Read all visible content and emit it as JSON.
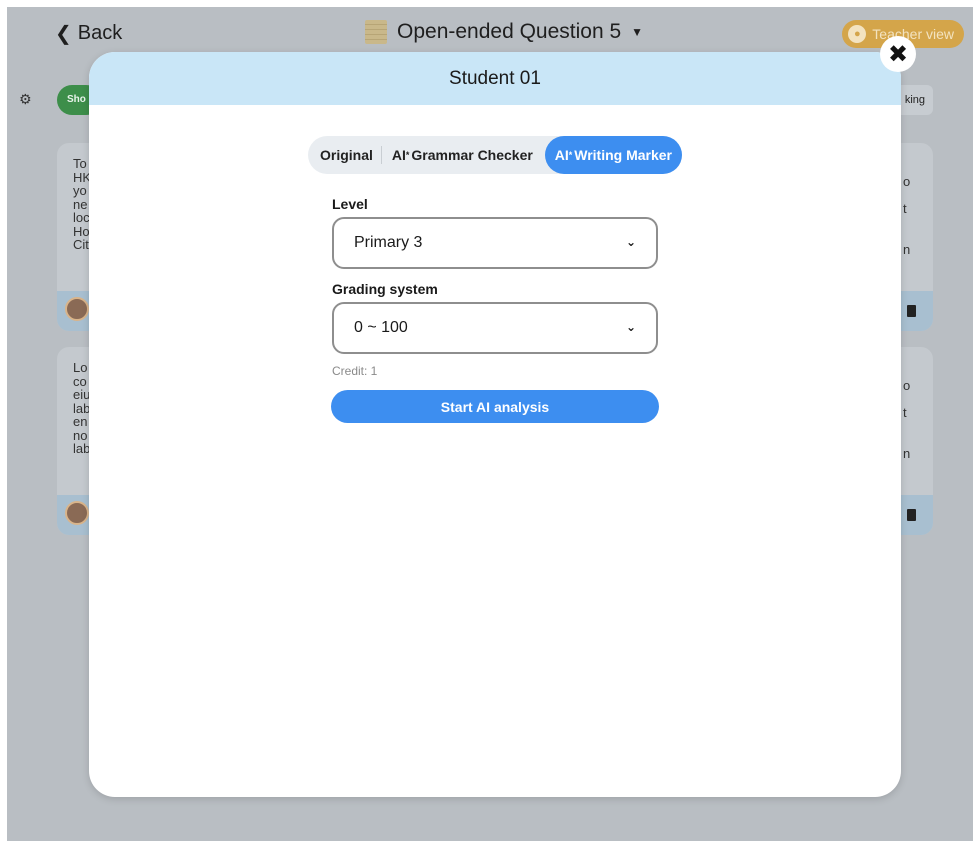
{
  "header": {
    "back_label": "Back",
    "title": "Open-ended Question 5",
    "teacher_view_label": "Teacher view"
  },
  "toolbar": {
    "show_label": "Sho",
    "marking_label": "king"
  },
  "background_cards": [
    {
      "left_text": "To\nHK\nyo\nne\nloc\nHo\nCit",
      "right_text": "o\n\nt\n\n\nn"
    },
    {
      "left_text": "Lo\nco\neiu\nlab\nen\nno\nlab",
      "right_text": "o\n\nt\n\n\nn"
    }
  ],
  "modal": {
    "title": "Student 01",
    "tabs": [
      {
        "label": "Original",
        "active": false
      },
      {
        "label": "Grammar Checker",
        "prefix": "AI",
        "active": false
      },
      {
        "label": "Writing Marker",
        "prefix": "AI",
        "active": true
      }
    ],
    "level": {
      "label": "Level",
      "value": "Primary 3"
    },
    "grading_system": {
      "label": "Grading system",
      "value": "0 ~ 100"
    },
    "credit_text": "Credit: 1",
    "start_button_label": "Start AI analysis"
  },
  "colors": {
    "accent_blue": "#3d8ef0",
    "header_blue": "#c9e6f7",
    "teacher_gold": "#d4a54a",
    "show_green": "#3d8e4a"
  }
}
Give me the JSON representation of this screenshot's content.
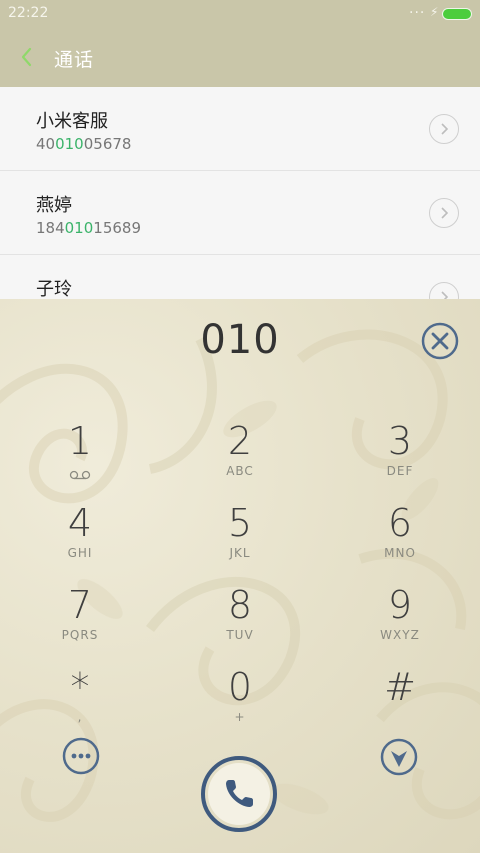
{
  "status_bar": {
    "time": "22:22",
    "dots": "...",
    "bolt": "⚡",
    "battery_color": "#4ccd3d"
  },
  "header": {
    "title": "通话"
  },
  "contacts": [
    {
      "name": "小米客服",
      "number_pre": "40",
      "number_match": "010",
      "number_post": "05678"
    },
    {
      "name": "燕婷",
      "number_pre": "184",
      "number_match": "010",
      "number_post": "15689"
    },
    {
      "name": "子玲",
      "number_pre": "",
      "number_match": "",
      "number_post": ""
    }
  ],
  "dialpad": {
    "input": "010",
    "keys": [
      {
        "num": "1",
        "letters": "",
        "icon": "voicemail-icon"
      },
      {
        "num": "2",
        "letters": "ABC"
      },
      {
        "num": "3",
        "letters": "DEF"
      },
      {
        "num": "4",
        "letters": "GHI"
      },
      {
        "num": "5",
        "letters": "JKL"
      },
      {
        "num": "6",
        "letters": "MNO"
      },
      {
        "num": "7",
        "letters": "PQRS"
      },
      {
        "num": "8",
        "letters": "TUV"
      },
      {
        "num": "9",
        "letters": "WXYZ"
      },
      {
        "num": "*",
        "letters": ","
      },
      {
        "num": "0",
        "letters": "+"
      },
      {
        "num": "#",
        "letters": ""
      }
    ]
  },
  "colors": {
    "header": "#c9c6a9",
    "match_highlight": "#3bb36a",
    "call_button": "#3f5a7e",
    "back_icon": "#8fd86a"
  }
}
---
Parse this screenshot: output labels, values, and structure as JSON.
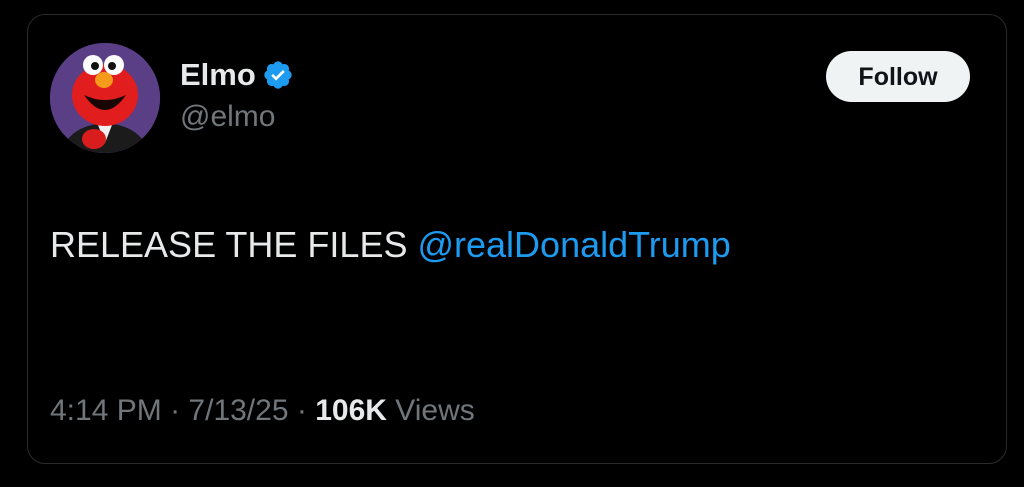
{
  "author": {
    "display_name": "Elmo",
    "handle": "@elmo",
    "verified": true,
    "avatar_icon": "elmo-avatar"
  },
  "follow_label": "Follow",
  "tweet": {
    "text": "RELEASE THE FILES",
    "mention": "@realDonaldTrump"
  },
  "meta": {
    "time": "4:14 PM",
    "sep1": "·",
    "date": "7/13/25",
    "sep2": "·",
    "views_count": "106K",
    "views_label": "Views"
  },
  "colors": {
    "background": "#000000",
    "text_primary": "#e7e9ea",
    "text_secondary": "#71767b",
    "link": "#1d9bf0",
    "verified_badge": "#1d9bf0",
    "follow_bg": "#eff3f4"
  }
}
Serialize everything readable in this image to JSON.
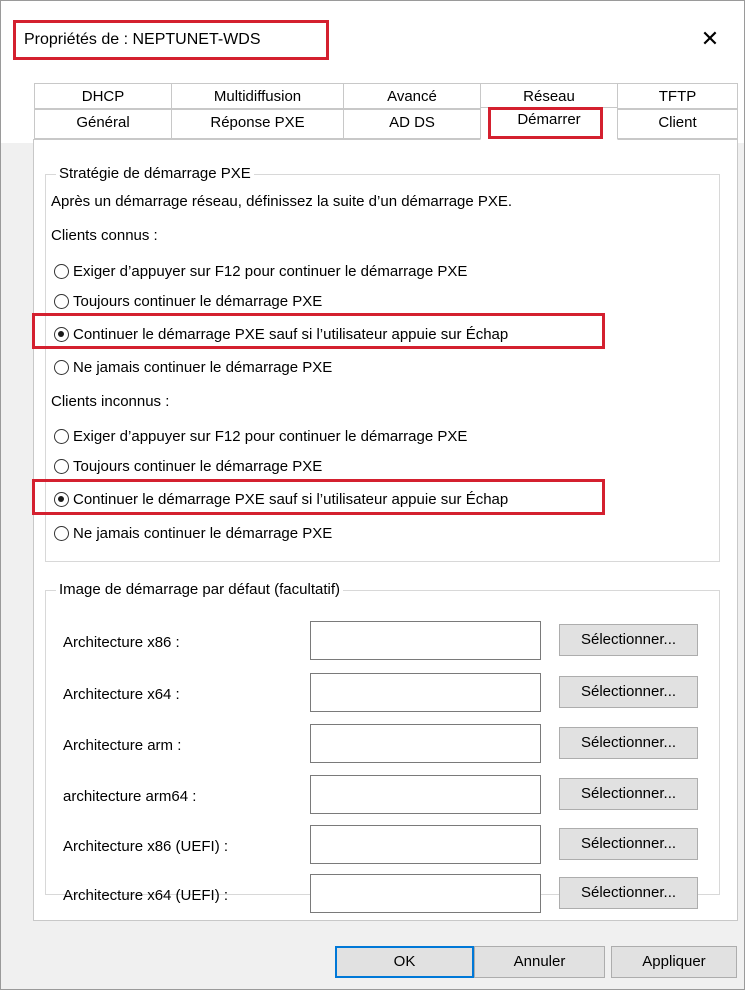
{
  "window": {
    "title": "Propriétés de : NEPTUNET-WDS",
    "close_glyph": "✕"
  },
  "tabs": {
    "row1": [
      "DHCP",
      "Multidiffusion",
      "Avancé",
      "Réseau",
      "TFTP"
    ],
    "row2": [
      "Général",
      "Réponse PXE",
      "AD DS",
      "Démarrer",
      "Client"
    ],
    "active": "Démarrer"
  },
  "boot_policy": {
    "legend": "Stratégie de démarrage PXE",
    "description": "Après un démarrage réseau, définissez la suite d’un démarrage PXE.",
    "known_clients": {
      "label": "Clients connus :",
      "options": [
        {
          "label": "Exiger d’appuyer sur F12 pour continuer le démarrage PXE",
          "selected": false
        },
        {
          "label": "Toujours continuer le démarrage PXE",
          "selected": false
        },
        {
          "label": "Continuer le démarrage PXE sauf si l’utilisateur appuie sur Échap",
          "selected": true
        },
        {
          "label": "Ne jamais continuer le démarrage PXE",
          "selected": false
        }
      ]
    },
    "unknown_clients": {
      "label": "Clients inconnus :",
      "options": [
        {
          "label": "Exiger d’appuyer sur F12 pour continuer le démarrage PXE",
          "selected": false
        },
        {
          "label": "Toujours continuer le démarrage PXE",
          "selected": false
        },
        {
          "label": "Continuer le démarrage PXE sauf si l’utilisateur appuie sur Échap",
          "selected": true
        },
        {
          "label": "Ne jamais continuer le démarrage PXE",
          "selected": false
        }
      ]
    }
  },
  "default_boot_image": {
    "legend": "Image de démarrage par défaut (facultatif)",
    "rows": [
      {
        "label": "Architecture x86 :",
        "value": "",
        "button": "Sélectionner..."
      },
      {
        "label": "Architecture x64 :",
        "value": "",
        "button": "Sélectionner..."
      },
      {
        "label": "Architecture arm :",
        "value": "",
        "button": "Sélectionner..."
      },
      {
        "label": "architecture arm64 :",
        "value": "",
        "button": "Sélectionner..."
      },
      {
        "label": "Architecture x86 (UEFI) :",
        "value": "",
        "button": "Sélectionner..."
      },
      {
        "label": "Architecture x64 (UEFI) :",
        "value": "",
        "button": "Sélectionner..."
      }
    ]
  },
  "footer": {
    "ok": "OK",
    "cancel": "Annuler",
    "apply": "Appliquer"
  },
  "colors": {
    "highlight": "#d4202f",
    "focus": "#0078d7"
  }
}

AIM »
Scan the listing above for the word "JSON" and show each line where it is found.

EXERCISE ANSWER »
Read all visible content and emit it as JSON.
Give me the JSON representation of this screenshot's content.
Parse this screenshot: output labels, values, and structure as JSON.
Serialize everything readable in this image to JSON.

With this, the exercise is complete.